— BEGIN Source text —

Every OutputEnvelope includes an audit_id that identifies the ledger entry:

urn:aevum:audit:0196f2a1-1234-7abc-8def-0123456789ab
               ^         ^
               |         UUID v7 (time-ordered, ~1ms resolution)
               Namespace prefix (frozen invariant)

UUID v7 is time-ordered, which means audit IDs sort chronologically.

Verifying the chain

engine = Engine()

# ... operations ...

# Full chain verification
intact = engine.verify_sigchain()
if not intact:
    print("WARNING: sigchain integrity check failed")

verify_sigchain() re-verifies: 1. That prior_hash in each event matches the computed hash of the previous event 2. That payload_hash in each event matches the SHA3-256 of the actual payload 3. That the Ed25519 signature in each event is valid over the signing fields

All three checks must pass for the chain to be considered intact.

What tamper detection looks like

If a ledger entry is modified after writing, verify_sigchain() returns False.

The check fails at the first inconsistency. To identify which event was tampered:

events = engine.get_ledger_entries()
for e in events:
    print(e["sequence"], e["audit_id"], e["event_type"])
# The last valid event is the one before the chain breaks

If you are using a persistent backend, check for direct database modifications. The signing key (signer_key_id) should not change between events unless a deliberate key rotation was performed.

The "episode" terminology

An episode is a group of related audit events that together represent a complete AI decision or workflow. For example:

episode_id: "ep-billing-INV-001"

— END Source text —
— BEGIN Records for this exercise —

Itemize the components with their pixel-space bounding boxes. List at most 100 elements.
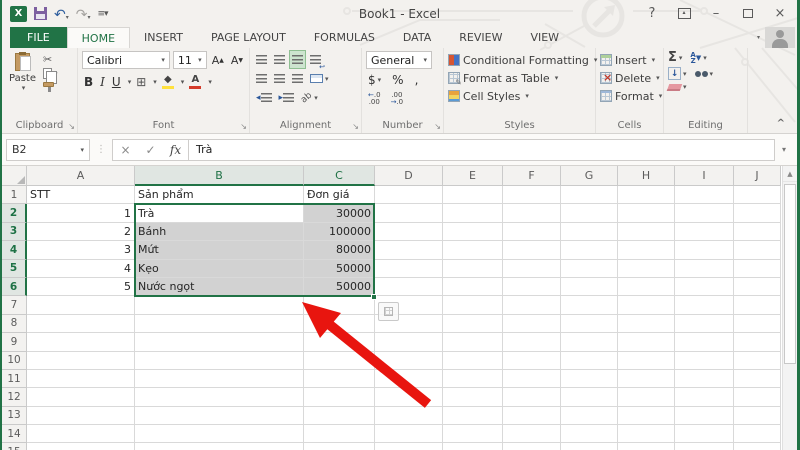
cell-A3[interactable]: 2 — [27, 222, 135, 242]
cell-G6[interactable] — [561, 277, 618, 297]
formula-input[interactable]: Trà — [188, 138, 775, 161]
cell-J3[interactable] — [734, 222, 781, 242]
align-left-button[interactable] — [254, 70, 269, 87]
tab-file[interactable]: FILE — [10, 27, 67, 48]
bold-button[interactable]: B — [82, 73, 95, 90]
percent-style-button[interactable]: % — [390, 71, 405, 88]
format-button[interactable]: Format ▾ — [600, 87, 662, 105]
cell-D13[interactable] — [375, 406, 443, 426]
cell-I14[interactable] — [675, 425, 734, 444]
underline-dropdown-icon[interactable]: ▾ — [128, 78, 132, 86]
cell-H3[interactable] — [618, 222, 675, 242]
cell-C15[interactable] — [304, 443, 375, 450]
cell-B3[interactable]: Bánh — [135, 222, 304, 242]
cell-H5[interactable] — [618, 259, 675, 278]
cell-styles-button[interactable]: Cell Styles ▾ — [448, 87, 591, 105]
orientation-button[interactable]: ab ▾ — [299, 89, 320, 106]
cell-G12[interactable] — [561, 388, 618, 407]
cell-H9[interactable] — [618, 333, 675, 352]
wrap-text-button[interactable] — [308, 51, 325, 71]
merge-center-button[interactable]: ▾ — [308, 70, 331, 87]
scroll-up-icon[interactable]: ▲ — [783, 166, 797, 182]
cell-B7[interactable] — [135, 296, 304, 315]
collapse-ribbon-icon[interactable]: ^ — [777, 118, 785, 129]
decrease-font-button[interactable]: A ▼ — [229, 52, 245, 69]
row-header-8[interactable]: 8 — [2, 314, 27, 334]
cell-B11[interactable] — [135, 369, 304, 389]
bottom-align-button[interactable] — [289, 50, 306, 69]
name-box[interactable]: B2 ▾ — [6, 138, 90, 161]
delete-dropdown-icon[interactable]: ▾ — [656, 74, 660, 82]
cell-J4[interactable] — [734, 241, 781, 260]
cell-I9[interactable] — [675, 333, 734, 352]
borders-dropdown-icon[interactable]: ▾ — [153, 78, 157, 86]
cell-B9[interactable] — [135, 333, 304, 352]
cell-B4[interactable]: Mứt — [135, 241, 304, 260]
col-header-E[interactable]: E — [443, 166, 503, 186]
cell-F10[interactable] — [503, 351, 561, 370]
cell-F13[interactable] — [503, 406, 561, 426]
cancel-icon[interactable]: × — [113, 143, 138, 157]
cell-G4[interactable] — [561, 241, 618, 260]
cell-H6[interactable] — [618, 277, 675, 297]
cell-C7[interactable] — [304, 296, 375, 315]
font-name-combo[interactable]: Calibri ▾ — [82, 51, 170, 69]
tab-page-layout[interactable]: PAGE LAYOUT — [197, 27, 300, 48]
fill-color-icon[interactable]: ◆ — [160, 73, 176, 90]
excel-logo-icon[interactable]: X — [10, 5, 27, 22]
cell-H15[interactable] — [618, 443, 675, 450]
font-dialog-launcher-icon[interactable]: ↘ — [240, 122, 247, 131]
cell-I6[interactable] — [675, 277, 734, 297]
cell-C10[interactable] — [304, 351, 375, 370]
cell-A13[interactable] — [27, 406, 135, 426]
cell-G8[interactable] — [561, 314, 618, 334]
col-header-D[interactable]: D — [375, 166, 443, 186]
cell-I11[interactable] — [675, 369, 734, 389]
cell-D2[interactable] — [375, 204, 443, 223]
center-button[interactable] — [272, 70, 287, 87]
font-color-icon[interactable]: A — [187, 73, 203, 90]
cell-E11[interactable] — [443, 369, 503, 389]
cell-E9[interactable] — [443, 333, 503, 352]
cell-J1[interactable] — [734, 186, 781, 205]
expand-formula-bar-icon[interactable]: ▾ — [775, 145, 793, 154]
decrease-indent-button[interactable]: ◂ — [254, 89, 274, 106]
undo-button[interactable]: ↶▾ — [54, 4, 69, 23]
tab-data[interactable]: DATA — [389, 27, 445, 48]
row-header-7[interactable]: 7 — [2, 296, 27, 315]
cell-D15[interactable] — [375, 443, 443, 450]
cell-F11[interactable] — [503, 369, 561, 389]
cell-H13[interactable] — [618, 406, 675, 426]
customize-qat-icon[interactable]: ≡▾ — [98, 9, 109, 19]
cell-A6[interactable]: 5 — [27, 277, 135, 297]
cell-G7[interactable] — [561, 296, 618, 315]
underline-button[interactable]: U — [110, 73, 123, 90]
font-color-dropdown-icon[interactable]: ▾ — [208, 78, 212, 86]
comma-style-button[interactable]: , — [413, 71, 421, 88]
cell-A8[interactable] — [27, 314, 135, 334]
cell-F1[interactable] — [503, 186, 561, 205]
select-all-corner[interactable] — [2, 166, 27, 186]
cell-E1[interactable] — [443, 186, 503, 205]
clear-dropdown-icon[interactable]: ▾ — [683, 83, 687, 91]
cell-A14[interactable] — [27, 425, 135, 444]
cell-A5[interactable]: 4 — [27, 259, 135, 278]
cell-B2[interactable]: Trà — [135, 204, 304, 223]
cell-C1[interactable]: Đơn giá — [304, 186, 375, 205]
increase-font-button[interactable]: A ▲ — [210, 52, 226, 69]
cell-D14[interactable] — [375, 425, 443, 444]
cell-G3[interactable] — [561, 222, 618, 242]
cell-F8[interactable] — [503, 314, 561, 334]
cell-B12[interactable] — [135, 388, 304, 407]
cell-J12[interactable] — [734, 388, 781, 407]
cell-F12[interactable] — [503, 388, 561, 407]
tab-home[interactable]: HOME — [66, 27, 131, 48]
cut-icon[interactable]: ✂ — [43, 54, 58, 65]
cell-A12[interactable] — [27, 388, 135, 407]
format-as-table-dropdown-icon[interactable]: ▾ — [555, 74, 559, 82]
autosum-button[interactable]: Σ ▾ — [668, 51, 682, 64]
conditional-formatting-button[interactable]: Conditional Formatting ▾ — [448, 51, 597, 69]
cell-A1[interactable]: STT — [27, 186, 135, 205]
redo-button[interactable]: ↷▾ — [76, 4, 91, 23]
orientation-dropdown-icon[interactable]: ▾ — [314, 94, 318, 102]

— END Records for this exercise —

■ Problems to solve:
1. Which lines of the listing contain the string "align"? Find and copy each of them, treating uppercase and lowercase as different.
2. Carry on writing the audit ledger passage, picking up right after its last line.
The audit ledger passage and the listing have no connection to each other.

■ Final results:
1.
align-left-button[interactable] — [254, 70, 269, 87]
bottom-align-button[interactable] — [289, 50, 306, 69]

2.
  event 1: ingest.accepted  — invoice data ingested
  event 2: query.accepted   — billing status retrieved
  event 3: review.created   — credit approval requested
  event 4: review.approved  — credit approved by manager
  event 5: commit.accepted  — acme.billing.credit-issued recorded
  event 6: commit.accepted  — action.outcome.ok recorded

To group events into an episode, pass episode_id to each function call:

ep = "ep-billing-INV-001"
engine.ingest(..., episode_id=ep)
engine.query(..., episode_id=ep)
engine.commit(..., episode_id=ep)

Episodes make it possible to replay an entire workflow (not just a single event) and to understand the full context of any past decision.

Hybrid Logical Clock

The system_time field uses a Hybrid Logical Clock (HLC), not wall time. HLC advances monotonically even if the system clock is adjusted, preventing sequence-ordering anomalies in distributed deployments.

The valid_from field uses wall time (ISO 8601) for human-readable timestamps. The system_time field uses HLC nanoseconds for ordering guarantees.

Kernel-Reserved Event Types

The kernel writes the following event types to the sigchain. Application code MUST NOT use these prefixes:

Event type When written
ingest.accepted Successful ingest through the governed membrane
ingest.rejected Ingest denied by policy or consent
query.accepted Graph traversal executed
barrier.triggered Any unconditional barrier fired
complication.installed Complication registered
complication.approved Complication moved to ACTIVE
complication.suspended Complication suspended by admin
review.created review() gate opened
review.approved Human approved a pending review
review.vetoed Human vetoed (or deadline passed)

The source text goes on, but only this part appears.